### Data extracted from a collection
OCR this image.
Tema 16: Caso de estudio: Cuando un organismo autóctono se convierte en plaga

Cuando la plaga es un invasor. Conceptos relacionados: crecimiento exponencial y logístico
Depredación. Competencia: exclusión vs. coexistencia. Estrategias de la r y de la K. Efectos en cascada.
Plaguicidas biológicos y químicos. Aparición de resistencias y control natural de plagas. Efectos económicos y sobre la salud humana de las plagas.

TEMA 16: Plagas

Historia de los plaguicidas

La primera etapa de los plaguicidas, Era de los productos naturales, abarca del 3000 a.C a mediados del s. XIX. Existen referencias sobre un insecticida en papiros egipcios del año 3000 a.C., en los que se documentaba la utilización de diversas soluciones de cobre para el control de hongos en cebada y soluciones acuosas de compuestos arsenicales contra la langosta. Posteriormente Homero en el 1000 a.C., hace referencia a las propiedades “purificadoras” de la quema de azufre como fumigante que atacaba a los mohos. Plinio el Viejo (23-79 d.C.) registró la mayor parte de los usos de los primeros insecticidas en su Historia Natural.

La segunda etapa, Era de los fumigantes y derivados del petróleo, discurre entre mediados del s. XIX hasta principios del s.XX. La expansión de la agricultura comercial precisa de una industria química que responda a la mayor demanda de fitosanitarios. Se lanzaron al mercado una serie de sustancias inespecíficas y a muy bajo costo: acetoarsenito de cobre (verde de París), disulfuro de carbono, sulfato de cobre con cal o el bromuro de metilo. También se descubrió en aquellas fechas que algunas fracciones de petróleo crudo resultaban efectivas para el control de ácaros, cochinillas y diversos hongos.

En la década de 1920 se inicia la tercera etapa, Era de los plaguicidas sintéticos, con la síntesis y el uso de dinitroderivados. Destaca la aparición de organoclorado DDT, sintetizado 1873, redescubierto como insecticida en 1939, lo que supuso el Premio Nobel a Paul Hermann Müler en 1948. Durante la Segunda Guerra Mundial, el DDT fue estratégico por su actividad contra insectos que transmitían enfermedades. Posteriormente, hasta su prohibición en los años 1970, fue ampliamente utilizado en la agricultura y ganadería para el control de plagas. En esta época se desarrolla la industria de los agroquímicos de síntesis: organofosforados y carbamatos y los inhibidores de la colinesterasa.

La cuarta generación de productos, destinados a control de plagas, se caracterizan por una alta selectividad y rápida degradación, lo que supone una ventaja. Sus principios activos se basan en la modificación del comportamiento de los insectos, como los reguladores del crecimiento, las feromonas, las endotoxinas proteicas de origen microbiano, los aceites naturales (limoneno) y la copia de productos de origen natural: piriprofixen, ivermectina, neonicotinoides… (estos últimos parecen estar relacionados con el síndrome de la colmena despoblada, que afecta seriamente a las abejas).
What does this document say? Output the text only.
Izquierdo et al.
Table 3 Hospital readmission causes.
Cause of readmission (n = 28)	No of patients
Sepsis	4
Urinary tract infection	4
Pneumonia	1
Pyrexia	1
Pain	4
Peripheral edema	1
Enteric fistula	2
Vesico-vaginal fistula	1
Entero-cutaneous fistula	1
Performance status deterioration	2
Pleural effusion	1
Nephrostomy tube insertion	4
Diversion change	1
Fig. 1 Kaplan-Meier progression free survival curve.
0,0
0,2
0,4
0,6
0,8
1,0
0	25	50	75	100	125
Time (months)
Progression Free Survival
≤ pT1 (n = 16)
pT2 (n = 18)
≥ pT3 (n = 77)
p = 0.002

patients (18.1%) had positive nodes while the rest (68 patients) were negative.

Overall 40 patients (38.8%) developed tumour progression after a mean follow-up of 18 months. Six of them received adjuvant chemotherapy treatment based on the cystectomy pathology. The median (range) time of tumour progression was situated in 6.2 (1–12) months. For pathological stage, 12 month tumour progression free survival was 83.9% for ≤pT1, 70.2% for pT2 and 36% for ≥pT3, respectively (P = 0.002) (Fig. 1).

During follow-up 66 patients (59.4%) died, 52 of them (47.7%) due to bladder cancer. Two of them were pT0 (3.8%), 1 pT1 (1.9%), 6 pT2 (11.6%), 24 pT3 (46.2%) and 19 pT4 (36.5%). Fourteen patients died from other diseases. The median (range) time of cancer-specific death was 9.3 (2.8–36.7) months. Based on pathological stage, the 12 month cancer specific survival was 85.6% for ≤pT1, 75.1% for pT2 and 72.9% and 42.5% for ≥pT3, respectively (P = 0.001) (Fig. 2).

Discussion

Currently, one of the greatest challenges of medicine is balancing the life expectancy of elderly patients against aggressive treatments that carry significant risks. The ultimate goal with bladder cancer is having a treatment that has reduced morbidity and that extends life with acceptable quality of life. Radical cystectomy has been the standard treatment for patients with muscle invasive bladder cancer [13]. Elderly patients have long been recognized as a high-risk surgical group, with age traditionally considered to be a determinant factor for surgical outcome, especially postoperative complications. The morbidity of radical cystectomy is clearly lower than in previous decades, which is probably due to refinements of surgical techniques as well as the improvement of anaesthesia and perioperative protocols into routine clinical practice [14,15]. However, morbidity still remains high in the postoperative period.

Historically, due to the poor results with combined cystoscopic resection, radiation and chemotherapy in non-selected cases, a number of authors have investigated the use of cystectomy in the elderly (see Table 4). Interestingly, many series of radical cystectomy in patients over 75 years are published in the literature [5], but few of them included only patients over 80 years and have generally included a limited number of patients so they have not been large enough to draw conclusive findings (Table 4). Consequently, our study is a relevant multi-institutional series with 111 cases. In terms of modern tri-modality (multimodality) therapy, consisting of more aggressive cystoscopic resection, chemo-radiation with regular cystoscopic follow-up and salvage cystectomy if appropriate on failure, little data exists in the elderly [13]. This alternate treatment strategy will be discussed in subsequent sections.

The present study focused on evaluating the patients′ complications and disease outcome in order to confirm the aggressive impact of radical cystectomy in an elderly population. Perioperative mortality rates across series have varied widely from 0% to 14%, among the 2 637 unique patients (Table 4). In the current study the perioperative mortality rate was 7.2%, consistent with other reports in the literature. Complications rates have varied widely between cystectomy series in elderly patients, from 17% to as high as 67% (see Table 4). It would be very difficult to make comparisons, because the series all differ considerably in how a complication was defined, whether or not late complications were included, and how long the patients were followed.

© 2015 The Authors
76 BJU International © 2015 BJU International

### WHAT TO WORK ON
Nothing in the records may be left out; reproduce them exactly.

### RESPONSE TO THE EXERCISE
OCR this image.
Tema 16: Caso de estudio: Cuando un organismo autóctono se convierte en plaga

Cuando la plaga es un invasor. Conceptos relacionados: crecimiento exponencial y logístico
Depredación. Competencia: exclusión vs. coexistencia. Estrategias de la r y de la K. Efectos en cascada.
Plaguicidas biológicos y químicos. Aparición de resistencias y control natural de plagas. Efectos económicos y sobre la salud humana de las plagas.

TEMA 16: Plagas

Historia de los plaguicidas

La primera etapa de los plaguicidas, Era de los productos naturales, abarca del 3000 a.C a mediados del s. XIX. Existen referencias sobre un insecticida en papiros egipcios del año 3000 a.C., en los que se documentaba la utilización de diversas soluciones de cobre para el control de hongos en cebada y soluciones acuosas de compuestos arsenicales contra la langosta. Posteriormente Homero en el 1000 a.C., hace referencia a las propiedades “purificadoras” de la quema de azufre como fumigante que atacaba a los mohos. Plinio el Viejo (23-79 d.C.) registró la mayor parte de los usos de los primeros insecticidas en su Historia Natural.

La segunda etapa, Era de los fumigantes y derivados del petróleo, discurre entre mediados del s. XIX hasta principios del s.XX. La expansión de la agricultura comercial precisa de una industria química que responda a la mayor demanda de fitosanitarios. Se lanzaron al mercado una serie de sustancias inespecíficas y a muy bajo costo: acetoarsenito de cobre (verde de París), disulfuro de carbono, sulfato de cobre con cal o el bromuro de metilo. También se descubrió en aquellas fechas que algunas fracciones de petróleo crudo resultaban efectivas para el control de ácaros, cochinillas y diversos hongos.

En la década de 1920 se inicia la tercera etapa, Era de los plaguicidas sintéticos, con la síntesis y el uso de dinitroderivados. Destaca la aparición de organoclorado DDT, sintetizado 1873, redescubierto como insecticida en 1939, lo que supuso el Premio Nobel a Paul Hermann Müler en 1948. Durante la Segunda Guerra Mundial, el DDT fue estratégico por su actividad contra insectos que transmitían enfermedades. Posteriormente, hasta su prohibición en los años 1970, fue ampliamente utilizado en la agricultura y ganadería para el control de plagas. En esta época se desarrolla la industria de los agroquímicos de síntesis: organofosforados y carbamatos y los inhibidores de la colinesterasa.

La cuarta generación de productos, destinados a control de plagas, se caracterizan por una alta selectividad y rápida degradación, lo que supone una ventaja. Sus principios activos se basan en la modificación del comportamiento de los insectos, como los reguladores del crecimiento, las feromonas, las endotoxinas proteicas de origen microbiano, los aceites naturales (limoneno) y la copia de productos de origen natural: piriprofixen, ivermectina, neonicotinoides… (estos últimos parecen estar relacionados con el síndrome de la colmena despoblada, que afecta seriamente a las abejas).
What does this document say? Output the text only.
Izquierdo et al.
Table 3 Hospital readmission causes.
Cause of readmission (n = 28)	No of patients
Sepsis	4
Urinary tract infection	4
Pneumonia	1
Pyrexia	1
Pain	4
Peripheral edema	1
Enteric fistula	2
Vesico-vaginal fistula	1
Entero-cutaneous fistula	1
Performance status deterioration	2
Pleural effusion	1
Nephrostomy tube insertion	4
Diversion change	1
Fig. 1 Kaplan-Meier progression free survival curve.
0,0
0,2
0,4
0,6
0,8
1,0
0	25	50	75	100	125
Time (months)
Progression Free Survival
≤ pT1 (n = 16)
pT2 (n = 18)
≥ pT3 (n = 77)
p = 0.002

patients (18.1%) had positive nodes while the rest (68 patients) were negative.

Overall 40 patients (38.8%) developed tumour progression after a mean follow-up of 18 months. Six of them received adjuvant chemotherapy treatment based on the cystectomy pathology. The median (range) time of tumour progression was situated in 6.2 (1–12) months. For pathological stage, 12 month tumour progression free survival was 83.9% for ≤pT1, 70.2% for pT2 and 36% for ≥pT3, respectively (P = 0.002) (Fig. 1).

During follow-up 66 patients (59.4%) died, 52 of them (47.7%) due to bladder cancer. Two of them were pT0 (3.8%), 1 pT1 (1.9%), 6 pT2 (11.6%), 24 pT3 (46.2%) and 19 pT4 (36.5%). Fourteen patients died from other diseases. The median (range) time of cancer-specific death was 9.3 (2.8–36.7) months. Based on pathological stage, the 12 month cancer specific survival was 85.6% for ≤pT1, 75.1% for pT2 and 72.9% and 42.5% for ≥pT3, respectively (P = 0.001) (Fig. 2).

Discussion

Currently, one of the greatest challenges of medicine is balancing the life expectancy of elderly patients against aggressive treatments that carry significant risks. The ultimate goal with bladder cancer is having a treatment that has reduced morbidity and that extends life with acceptable quality of life. Radical cystectomy has been the standard treatment for patients with muscle invasive bladder cancer [13]. Elderly patients have long been recognized as a high-risk surgical group, with age traditionally considered to be a determinant factor for surgical outcome, especially postoperative complications. The morbidity of radical cystectomy is clearly lower than in previous decades, which is probably due to refinements of surgical techniques as well as the improvement of anaesthesia and perioperative protocols into routine clinical practice [14,15]. However, morbidity still remains high in the postoperative period.

Historically, due to the poor results with combined cystoscopic resection, radiation and chemotherapy in non-selected cases, a number of authors have investigated the use of cystectomy in the elderly (see Table 4). Interestingly, many series of radical cystectomy in patients over 75 years are published in the literature [5], but few of them included only patients over 80 years and have generally included a limited number of patients so they have not been large enough to draw conclusive findings (Table 4). Consequently, our study is a relevant multi-institutional series with 111 cases. In terms of modern tri-modality (multimodality) therapy, consisting of more aggressive cystoscopic resection, chemo-radiation with regular cystoscopic follow-up and salvage cystectomy if appropriate on failure, little data exists in the elderly [13]. This alternate treatment strategy will be discussed in subsequent sections.

The present study focused on evaluating the patients′ complications and disease outcome in order to confirm the aggressive impact of radical cystectomy in an elderly population. Perioperative mortality rates across series have varied widely from 0% to 14%, among the 2 637 unique patients (Table 4). In the current study the perioperative mortality rate was 7.2%, consistent with other reports in the literature. Complications rates have varied widely between cystectomy series in elderly patients, from 17% to as high as 67% (see Table 4). It would be very difficult to make comparisons, because the series all differ considerably in how a complication was defined, whether or not late complications were included, and how long the patients were followed.

© 2015 The Authors
76 BJU International © 2015 BJU International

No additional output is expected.